EXCERPTED RECORDS ->

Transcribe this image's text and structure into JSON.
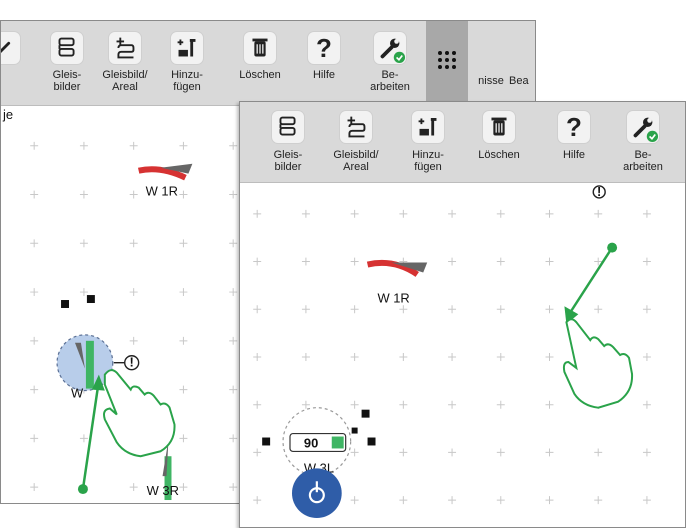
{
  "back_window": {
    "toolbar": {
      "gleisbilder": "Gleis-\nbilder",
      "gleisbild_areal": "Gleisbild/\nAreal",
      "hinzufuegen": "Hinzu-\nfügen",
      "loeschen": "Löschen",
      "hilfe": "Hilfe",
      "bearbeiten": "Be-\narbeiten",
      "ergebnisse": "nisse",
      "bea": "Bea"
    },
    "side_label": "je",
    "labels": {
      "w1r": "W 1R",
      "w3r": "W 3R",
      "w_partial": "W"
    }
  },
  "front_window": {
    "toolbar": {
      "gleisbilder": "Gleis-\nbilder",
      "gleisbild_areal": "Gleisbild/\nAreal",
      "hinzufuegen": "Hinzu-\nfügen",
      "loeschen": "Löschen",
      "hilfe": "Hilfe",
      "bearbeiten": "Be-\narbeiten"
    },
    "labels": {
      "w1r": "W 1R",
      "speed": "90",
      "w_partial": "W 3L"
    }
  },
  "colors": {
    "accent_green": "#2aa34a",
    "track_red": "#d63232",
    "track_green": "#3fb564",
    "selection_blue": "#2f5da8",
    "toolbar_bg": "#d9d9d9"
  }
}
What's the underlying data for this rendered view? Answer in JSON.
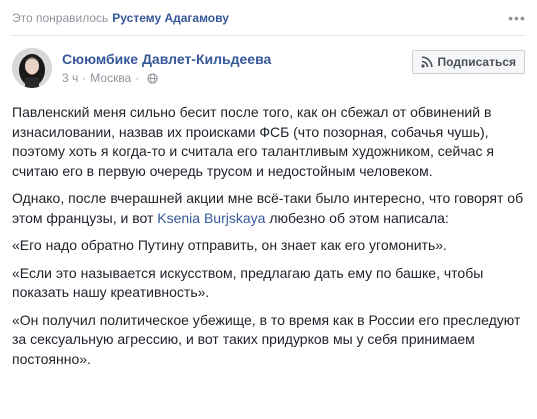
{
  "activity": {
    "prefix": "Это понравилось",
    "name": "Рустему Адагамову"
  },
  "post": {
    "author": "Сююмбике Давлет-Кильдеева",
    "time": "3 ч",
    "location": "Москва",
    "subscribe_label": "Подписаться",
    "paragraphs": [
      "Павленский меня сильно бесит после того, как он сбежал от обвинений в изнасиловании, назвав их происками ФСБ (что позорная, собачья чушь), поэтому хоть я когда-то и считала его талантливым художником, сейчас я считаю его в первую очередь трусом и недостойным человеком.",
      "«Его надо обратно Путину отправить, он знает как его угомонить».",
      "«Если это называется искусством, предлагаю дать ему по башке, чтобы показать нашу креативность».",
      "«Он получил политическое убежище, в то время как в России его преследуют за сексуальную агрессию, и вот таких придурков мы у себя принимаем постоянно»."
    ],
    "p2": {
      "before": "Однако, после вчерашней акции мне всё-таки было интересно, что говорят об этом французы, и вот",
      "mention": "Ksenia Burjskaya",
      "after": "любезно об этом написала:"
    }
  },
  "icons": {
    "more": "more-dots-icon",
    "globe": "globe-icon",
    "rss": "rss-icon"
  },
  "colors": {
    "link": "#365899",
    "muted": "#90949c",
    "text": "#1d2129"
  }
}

EXERCISE -> Omitting all images, print the listing exactly.

TASK ANSWER ->
Transcribe this image's text and structure into JSON.
{
  "back_window": {
    "toolbar": {
      "gleisbilder": "Gleis-\nbilder",
      "gleisbild_areal": "Gleisbild/\nAreal",
      "hinzufuegen": "Hinzu-\nfügen",
      "loeschen": "Löschen",
      "hilfe": "Hilfe",
      "bearbeiten": "Be-\narbeiten",
      "ergebnisse": "nisse",
      "bea": "Bea"
    },
    "side_label": "je",
    "labels": {
      "w1r": "W 1R",
      "w3r": "W 3R",
      "w_partial": "W"
    }
  },
  "front_window": {
    "toolbar": {
      "gleisbilder": "Gleis-\nbilder",
      "gleisbild_areal": "Gleisbild/\nAreal",
      "hinzufuegen": "Hinzu-\nfügen",
      "loeschen": "Löschen",
      "hilfe": "Hilfe",
      "bearbeiten": "Be-\narbeiten"
    },
    "labels": {
      "w1r": "W 1R",
      "speed": "90",
      "w_partial": "W 3L"
    }
  },
  "colors": {
    "accent_green": "#2aa34a",
    "track_red": "#d63232",
    "track_green": "#3fb564",
    "selection_blue": "#2f5da8",
    "toolbar_bg": "#d9d9d9"
  }
}
What's the underlying data for this rendered view? Answer in JSON.
{
  "activity": {
    "prefix": "Это понравилось",
    "name": "Рустему Адагамову"
  },
  "post": {
    "author": "Сююмбике Давлет-Кильдеева",
    "time": "3 ч",
    "location": "Москва",
    "subscribe_label": "Подписаться",
    "paragraphs": [
      "Павленский меня сильно бесит после того, как он сбежал от обвинений в изнасиловании, назвав их происками ФСБ (что позорная, собачья чушь), поэтому хоть я когда-то и считала его талантливым художником, сейчас я считаю его в первую очередь трусом и недостойным человеком.",
      "«Его надо обратно Путину отправить, он знает как его угомонить».",
      "«Если это называется искусством, предлагаю дать ему по башке, чтобы показать нашу креативность».",
      "«Он получил политическое убежище, в то время как в России его преследуют за сексуальную агрессию, и вот таких придурков мы у себя принимаем постоянно»."
    ],
    "p2": {
      "before": "Однако, после вчерашней акции мне всё-таки было интересно, что говорят об этом французы, и вот",
      "mention": "Ksenia Burjskaya",
      "after": "любезно об этом написала:"
    }
  },
  "icons": {
    "more": "more-dots-icon",
    "globe": "globe-icon",
    "rss": "rss-icon"
  },
  "colors": {
    "link": "#365899",
    "muted": "#90949c",
    "text": "#1d2129"
  }
}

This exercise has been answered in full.